Exercise task:
Look through the data below and return each line where "panel" appears.

Material for this task:

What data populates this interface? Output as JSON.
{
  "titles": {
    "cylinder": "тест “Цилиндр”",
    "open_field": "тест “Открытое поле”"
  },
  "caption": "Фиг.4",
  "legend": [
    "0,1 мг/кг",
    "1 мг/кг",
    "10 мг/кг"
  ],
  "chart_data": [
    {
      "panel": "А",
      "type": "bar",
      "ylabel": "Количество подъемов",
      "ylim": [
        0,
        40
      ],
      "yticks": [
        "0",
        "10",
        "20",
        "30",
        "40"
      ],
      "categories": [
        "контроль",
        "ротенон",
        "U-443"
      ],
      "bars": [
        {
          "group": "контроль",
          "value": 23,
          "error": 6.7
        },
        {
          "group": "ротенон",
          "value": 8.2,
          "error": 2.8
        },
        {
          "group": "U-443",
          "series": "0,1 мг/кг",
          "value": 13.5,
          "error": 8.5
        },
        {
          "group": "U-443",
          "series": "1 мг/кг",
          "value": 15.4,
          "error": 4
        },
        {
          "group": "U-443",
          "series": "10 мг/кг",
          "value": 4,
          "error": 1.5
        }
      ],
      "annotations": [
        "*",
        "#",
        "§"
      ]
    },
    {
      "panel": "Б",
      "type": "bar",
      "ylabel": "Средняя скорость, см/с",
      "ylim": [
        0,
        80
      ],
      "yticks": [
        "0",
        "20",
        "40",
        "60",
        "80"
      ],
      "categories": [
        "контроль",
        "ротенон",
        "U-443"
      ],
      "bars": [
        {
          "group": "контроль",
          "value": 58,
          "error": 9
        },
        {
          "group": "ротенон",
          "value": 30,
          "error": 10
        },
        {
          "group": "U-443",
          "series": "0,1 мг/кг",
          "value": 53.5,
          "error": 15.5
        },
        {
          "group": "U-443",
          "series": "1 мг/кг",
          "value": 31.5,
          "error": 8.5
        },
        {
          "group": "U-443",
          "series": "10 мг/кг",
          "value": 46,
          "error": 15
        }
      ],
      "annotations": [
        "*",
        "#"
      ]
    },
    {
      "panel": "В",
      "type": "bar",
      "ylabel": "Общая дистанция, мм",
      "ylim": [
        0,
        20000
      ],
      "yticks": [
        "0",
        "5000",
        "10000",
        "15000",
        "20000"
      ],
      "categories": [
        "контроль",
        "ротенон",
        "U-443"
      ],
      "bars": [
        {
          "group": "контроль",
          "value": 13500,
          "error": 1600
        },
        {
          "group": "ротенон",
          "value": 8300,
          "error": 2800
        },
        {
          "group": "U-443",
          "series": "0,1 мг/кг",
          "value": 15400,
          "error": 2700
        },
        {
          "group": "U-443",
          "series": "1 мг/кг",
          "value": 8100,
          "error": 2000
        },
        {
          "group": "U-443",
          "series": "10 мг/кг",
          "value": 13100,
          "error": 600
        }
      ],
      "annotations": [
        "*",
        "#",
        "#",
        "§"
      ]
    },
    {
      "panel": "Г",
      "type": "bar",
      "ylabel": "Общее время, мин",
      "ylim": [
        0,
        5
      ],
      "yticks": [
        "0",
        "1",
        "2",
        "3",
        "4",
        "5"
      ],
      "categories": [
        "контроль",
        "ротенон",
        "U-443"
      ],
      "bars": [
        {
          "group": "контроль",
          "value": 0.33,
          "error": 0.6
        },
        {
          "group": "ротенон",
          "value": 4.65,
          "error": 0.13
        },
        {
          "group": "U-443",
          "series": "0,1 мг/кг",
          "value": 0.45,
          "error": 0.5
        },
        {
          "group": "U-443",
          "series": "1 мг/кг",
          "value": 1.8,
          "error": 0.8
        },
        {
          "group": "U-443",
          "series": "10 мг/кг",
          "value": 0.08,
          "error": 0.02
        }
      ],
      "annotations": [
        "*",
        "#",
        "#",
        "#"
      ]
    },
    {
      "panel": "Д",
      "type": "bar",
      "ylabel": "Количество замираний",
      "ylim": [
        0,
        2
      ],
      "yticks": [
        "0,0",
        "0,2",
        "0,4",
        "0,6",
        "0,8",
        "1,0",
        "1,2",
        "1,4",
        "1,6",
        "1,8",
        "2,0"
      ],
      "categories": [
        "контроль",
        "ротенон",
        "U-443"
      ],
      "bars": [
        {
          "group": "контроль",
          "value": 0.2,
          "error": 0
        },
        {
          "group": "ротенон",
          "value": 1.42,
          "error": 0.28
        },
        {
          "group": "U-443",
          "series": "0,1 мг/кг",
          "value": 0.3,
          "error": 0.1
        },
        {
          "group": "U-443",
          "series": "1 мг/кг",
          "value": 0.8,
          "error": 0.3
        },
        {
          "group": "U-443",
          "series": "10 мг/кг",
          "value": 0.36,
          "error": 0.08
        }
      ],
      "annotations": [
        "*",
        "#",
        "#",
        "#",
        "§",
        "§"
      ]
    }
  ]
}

Expected answer:
      "panel": "А",
      "panel": "Б",
      "panel": "В",
      "panel": "Г",
      "panel": "Д",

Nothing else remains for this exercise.